*Directions*
Below is a block of records; reproduce all of them exactly and leave out any pictures.

*Dataset records*
━━━
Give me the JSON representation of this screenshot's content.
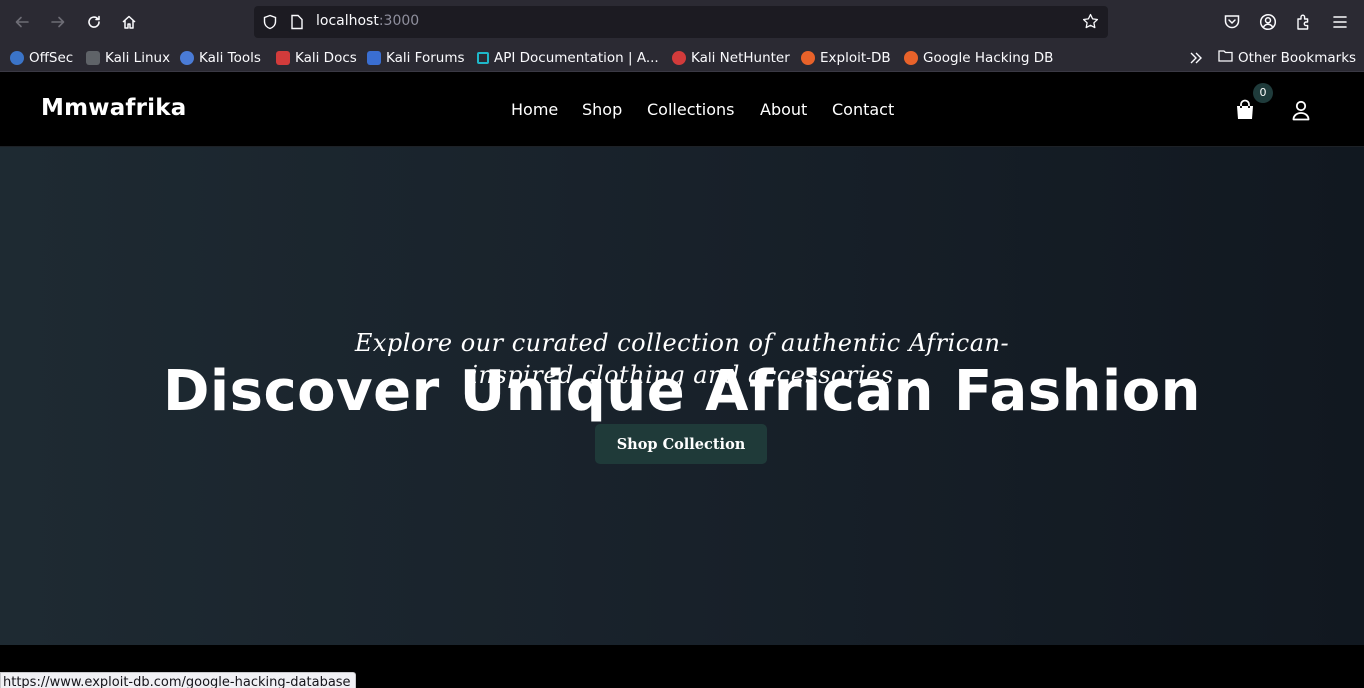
{
  "browser": {
    "url_host": "localhost",
    "url_port": ":3000",
    "bookmarks": [
      {
        "label": "OffSec",
        "icon": "offsec-icon",
        "color": "#3b74c8"
      },
      {
        "label": "Kali Linux",
        "icon": "kali-dragon-icon",
        "color": "#9aa0a6"
      },
      {
        "label": "Kali Tools",
        "icon": "kali-tools-icon",
        "color": "#4a7bd6"
      },
      {
        "label": "Kali Docs",
        "icon": "kali-docs-icon",
        "color": "#d23b3b"
      },
      {
        "label": "Kali Forums",
        "icon": "kali-forums-icon",
        "color": "#3a6ed1"
      },
      {
        "label": "API Documentation | A...",
        "icon": "api-docs-icon",
        "color": "#1fb7c9"
      },
      {
        "label": "Kali NetHunter",
        "icon": "nethunter-icon",
        "color": "#d23b3b"
      },
      {
        "label": "Exploit-DB",
        "icon": "exploit-db-icon",
        "color": "#e8622a"
      },
      {
        "label": "Google Hacking DB",
        "icon": "ghdb-icon",
        "color": "#e8622a"
      }
    ],
    "other_bookmarks": "Other Bookmarks",
    "status_url": "https://www.exploit-db.com/google-hacking-database"
  },
  "site": {
    "brand": "Mmwafrika",
    "nav": {
      "home": "Home",
      "shop": "Shop",
      "collections": "Collections",
      "about": "About",
      "contact": "Contact"
    },
    "cart_count": "0"
  },
  "hero": {
    "subtitle": "Explore our curated collection of authentic African-inspired clothing and accessories",
    "title": "Discover Unique African Fashion",
    "cta": "Shop Collection"
  },
  "colors": {
    "accent": "#1f3a39",
    "header_bg": "#000000",
    "hero_bg": "#1a242d"
  }
}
━━━
*Written solution*
Give me the JSON representation of this screenshot's content.
{
  "browser": {
    "url_host": "localhost",
    "url_port": ":3000",
    "bookmarks": [
      {
        "label": "OffSec",
        "icon": "offsec-icon",
        "color": "#3b74c8"
      },
      {
        "label": "Kali Linux",
        "icon": "kali-dragon-icon",
        "color": "#9aa0a6"
      },
      {
        "label": "Kali Tools",
        "icon": "kali-tools-icon",
        "color": "#4a7bd6"
      },
      {
        "label": "Kali Docs",
        "icon": "kali-docs-icon",
        "color": "#d23b3b"
      },
      {
        "label": "Kali Forums",
        "icon": "kali-forums-icon",
        "color": "#3a6ed1"
      },
      {
        "label": "API Documentation | A...",
        "icon": "api-docs-icon",
        "color": "#1fb7c9"
      },
      {
        "label": "Kali NetHunter",
        "icon": "nethunter-icon",
        "color": "#d23b3b"
      },
      {
        "label": "Exploit-DB",
        "icon": "exploit-db-icon",
        "color": "#e8622a"
      },
      {
        "label": "Google Hacking DB",
        "icon": "ghdb-icon",
        "color": "#e8622a"
      }
    ],
    "other_bookmarks": "Other Bookmarks",
    "status_url": "https://www.exploit-db.com/google-hacking-database"
  },
  "site": {
    "brand": "Mmwafrika",
    "nav": {
      "home": "Home",
      "shop": "Shop",
      "collections": "Collections",
      "about": "About",
      "contact": "Contact"
    },
    "cart_count": "0"
  },
  "hero": {
    "subtitle": "Explore our curated collection of authentic African-inspired clothing and accessories",
    "title": "Discover Unique African Fashion",
    "cta": "Shop Collection"
  },
  "colors": {
    "accent": "#1f3a39",
    "header_bg": "#000000",
    "hero_bg": "#1a242d"
  }
}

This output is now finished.